■ Problem
Locate every line in the material below that has the word "screenshot". Copy each of those lines.

■ Records
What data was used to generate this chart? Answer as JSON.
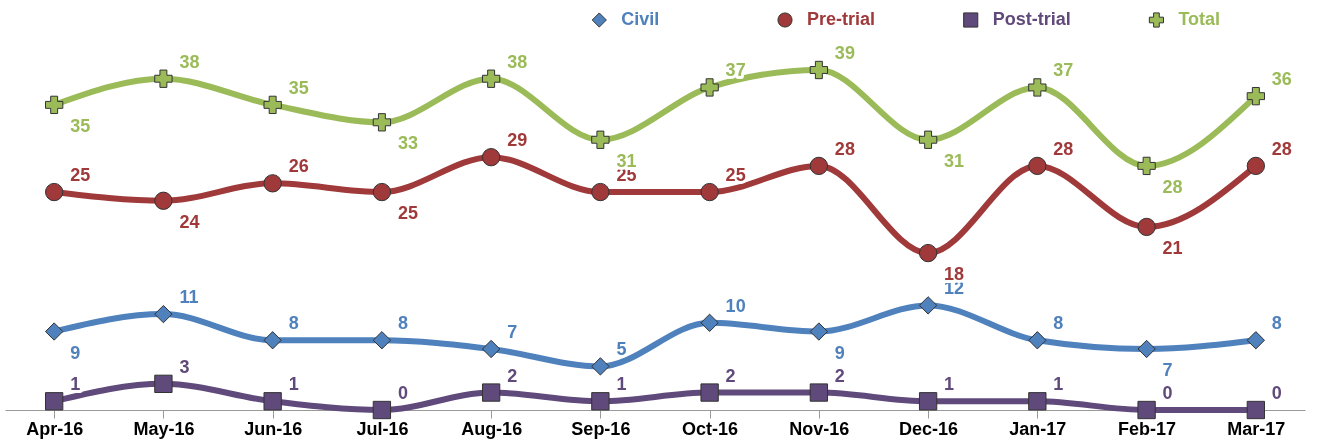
{
  "chart_data": {
    "type": "line",
    "categories": [
      "Apr-16",
      "May-16",
      "Jun-16",
      "Jul-16",
      "Aug-16",
      "Sep-16",
      "Oct-16",
      "Nov-16",
      "Dec-16",
      "Jan-17",
      "Feb-17",
      "Mar-17"
    ],
    "series": [
      {
        "name": "Civil",
        "color": "#4f81bd",
        "marker": "diamond",
        "values": [
          9,
          11,
          8,
          8,
          7,
          5,
          10,
          9,
          12,
          8,
          7,
          8
        ]
      },
      {
        "name": "Pre-trial",
        "color": "#a0393a",
        "marker": "circle",
        "values": [
          25,
          24,
          26,
          25,
          29,
          25,
          25,
          28,
          18,
          28,
          21,
          28
        ]
      },
      {
        "name": "Post-trial",
        "color": "#604a7b",
        "marker": "square",
        "values": [
          1,
          3,
          1,
          0,
          2,
          1,
          2,
          2,
          1,
          1,
          0,
          0
        ]
      },
      {
        "name": "Total",
        "color": "#9bbb59",
        "marker": "cross",
        "values": [
          35,
          38,
          35,
          33,
          38,
          31,
          37,
          39,
          31,
          37,
          28,
          36
        ]
      }
    ],
    "data_labels": true,
    "legend": "top right",
    "grid": false,
    "tick_labels": "x"
  }
}
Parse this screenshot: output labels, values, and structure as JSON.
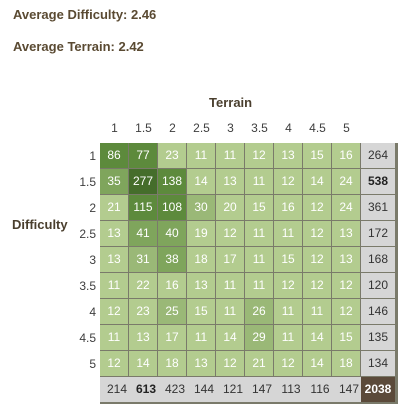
{
  "stats": {
    "average_difficulty": "Average Difficulty: 2.46",
    "average_terrain": "Average Terrain: 2.42"
  },
  "axes": {
    "terrain_title": "Terrain",
    "difficulty_title": "Difficulty",
    "terrain_labels": [
      "1",
      "1.5",
      "2",
      "2.5",
      "3",
      "3.5",
      "4",
      "4.5",
      "5"
    ],
    "difficulty_labels": [
      "1",
      "1.5",
      "2",
      "2.5",
      "3",
      "3.5",
      "4",
      "4.5",
      "5"
    ]
  },
  "colors": {
    "low": "#b3cc8f",
    "mid": "#9ab877",
    "high": "#7fa55c",
    "very_high": "#5d8a3c",
    "max": "#456d2b",
    "total_bg": "#d6d6d6",
    "grand_total_bg": "#5b4a3a"
  },
  "grid": {
    "rows": [
      {
        "cells": [
          86,
          77,
          23,
          11,
          11,
          12,
          13,
          15,
          16
        ],
        "total": "264",
        "total_bold": false
      },
      {
        "cells": [
          35,
          277,
          138,
          14,
          13,
          11,
          12,
          14,
          24
        ],
        "total": "538",
        "total_bold": true
      },
      {
        "cells": [
          21,
          115,
          108,
          30,
          20,
          15,
          16,
          12,
          24
        ],
        "total": "361",
        "total_bold": false
      },
      {
        "cells": [
          13,
          41,
          40,
          19,
          12,
          11,
          11,
          12,
          13
        ],
        "total": "172",
        "total_bold": false
      },
      {
        "cells": [
          13,
          31,
          38,
          18,
          17,
          11,
          15,
          12,
          13
        ],
        "total": "168",
        "total_bold": false
      },
      {
        "cells": [
          11,
          22,
          16,
          13,
          11,
          11,
          12,
          12,
          12
        ],
        "total": "120",
        "total_bold": false
      },
      {
        "cells": [
          12,
          23,
          25,
          15,
          11,
          26,
          11,
          11,
          12
        ],
        "total": "146",
        "total_bold": false
      },
      {
        "cells": [
          11,
          13,
          17,
          11,
          14,
          29,
          11,
          14,
          15
        ],
        "total": "135",
        "total_bold": false
      },
      {
        "cells": [
          12,
          14,
          18,
          13,
          12,
          21,
          12,
          14,
          18
        ],
        "total": "134",
        "total_bold": false
      }
    ],
    "column_totals": [
      "214",
      "613",
      "423",
      "144",
      "121",
      "147",
      "113",
      "116",
      "147"
    ],
    "column_total_bold_index": 1,
    "grand_total": "2038"
  }
}
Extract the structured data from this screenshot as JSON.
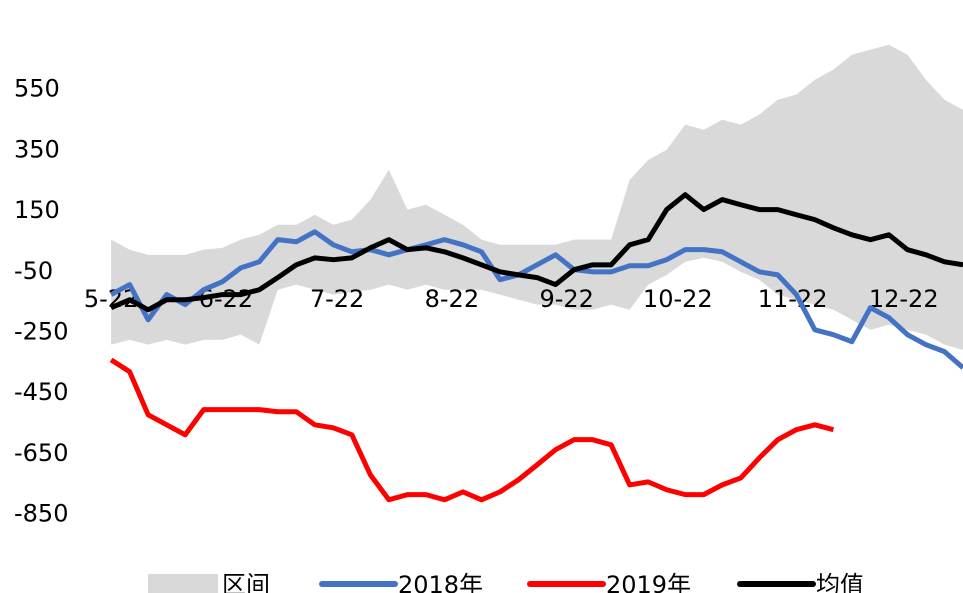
{
  "chart_data": {
    "type": "line",
    "x": [
      0,
      5,
      10,
      15,
      20,
      25,
      30,
      35,
      40,
      45,
      50,
      55,
      60,
      65,
      70,
      75,
      80,
      85,
      90,
      95,
      100,
      105,
      110,
      115,
      120,
      125,
      130,
      135,
      140,
      145,
      150,
      155,
      160,
      165,
      170,
      175,
      180,
      185,
      190,
      195,
      200,
      205,
      210,
      215,
      220,
      225,
      230
    ],
    "xlim": [
      -3,
      230
    ],
    "xticks": [
      {
        "value": 0,
        "label": "5-22"
      },
      {
        "value": 31,
        "label": "6-22"
      },
      {
        "value": 61,
        "label": "7-22"
      },
      {
        "value": 92,
        "label": "8-22"
      },
      {
        "value": 123,
        "label": "9-22"
      },
      {
        "value": 153,
        "label": "10-22"
      },
      {
        "value": 184,
        "label": "11-22"
      },
      {
        "value": 214,
        "label": "12-22"
      }
    ],
    "ylim": [
      -950,
      750
    ],
    "yticks": [
      550,
      350,
      150,
      -50,
      -250,
      -450,
      -650,
      -850
    ],
    "band": {
      "name": "区间",
      "color": "#d9d9d9",
      "low": [
        -290,
        -274,
        -290,
        -274,
        -290,
        -274,
        -274,
        -257,
        -290,
        -109,
        -92,
        -109,
        -125,
        -116,
        -109,
        -92,
        -109,
        -92,
        -109,
        -109,
        -109,
        -125,
        -142,
        -158,
        -158,
        -175,
        -175,
        -158,
        -175,
        -92,
        -60,
        -17,
        -4,
        -17,
        -50,
        -76,
        -125,
        -142,
        -158,
        -175,
        -208,
        -241,
        -224,
        -241,
        -257,
        -290,
        -307
      ],
      "high": [
        56,
        23,
        6,
        6,
        6,
        23,
        29,
        56,
        72,
        105,
        105,
        138,
        105,
        122,
        188,
        286,
        155,
        171,
        138,
        105,
        56,
        39,
        39,
        39,
        39,
        56,
        56,
        56,
        253,
        319,
        352,
        435,
        418,
        451,
        435,
        468,
        517,
        534,
        583,
        616,
        665,
        682,
        698,
        665,
        583,
        517,
        484
      ]
    },
    "series": [
      {
        "name": "2018年",
        "color": "#4472c4",
        "values": [
          -125,
          -92,
          -208,
          -125,
          -158,
          -109,
          -83,
          -37,
          -17,
          56,
          49,
          82,
          39,
          16,
          23,
          6,
          23,
          39,
          56,
          39,
          16,
          -76,
          -60,
          -27,
          6,
          -43,
          -50,
          -50,
          -30,
          -30,
          -10,
          23,
          23,
          16,
          -17,
          -50,
          -60,
          -125,
          -241,
          -257,
          -280,
          -168,
          -201,
          -257,
          -290,
          -313,
          -366
        ]
      },
      {
        "name": "2019年",
        "color": "#ff0000",
        "values": [
          -340,
          -379,
          -521,
          -554,
          -587,
          -504,
          -504,
          -504,
          -504,
          -511,
          -511,
          -554,
          -564,
          -587,
          -719,
          -801,
          -784,
          -784,
          -801,
          -775,
          -801,
          -775,
          -735,
          -686,
          -636,
          -603,
          -603,
          -620,
          -752,
          -742,
          -768,
          -784,
          -784,
          -752,
          -729,
          -663,
          -603,
          -570,
          -554,
          -570,
          null,
          null,
          null,
          null,
          null,
          null,
          null
        ]
      },
      {
        "name": "均值",
        "color": "#000000",
        "values": [
          -168,
          -142,
          -175,
          -142,
          -142,
          -135,
          -125,
          -125,
          -109,
          -69,
          -27,
          -4,
          -10,
          -4,
          29,
          56,
          23,
          29,
          16,
          -4,
          -27,
          -50,
          -60,
          -69,
          -92,
          -43,
          -27,
          -27,
          39,
          56,
          155,
          204,
          155,
          188,
          171,
          155,
          155,
          138,
          122,
          95,
          72,
          56,
          72,
          23,
          6,
          -17,
          -27
        ]
      }
    ]
  }
}
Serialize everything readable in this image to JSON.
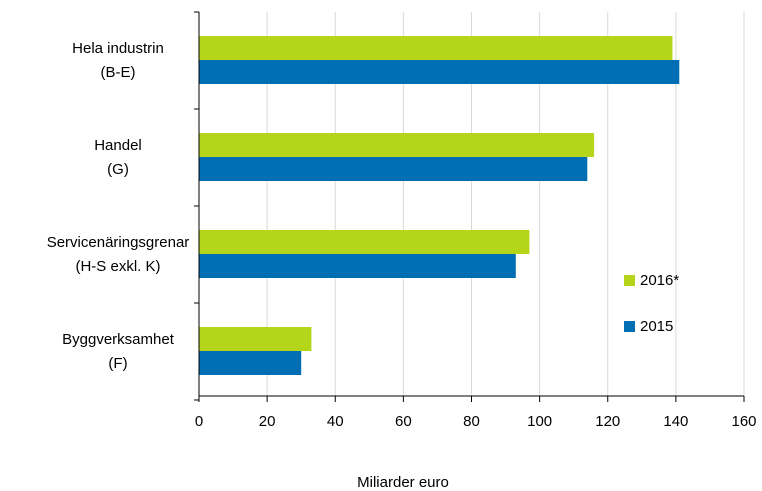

■ Exercise response
Parse this screenshot: output labels, values, and structure as JSON.
Extract the structured data from this screenshot as JSON.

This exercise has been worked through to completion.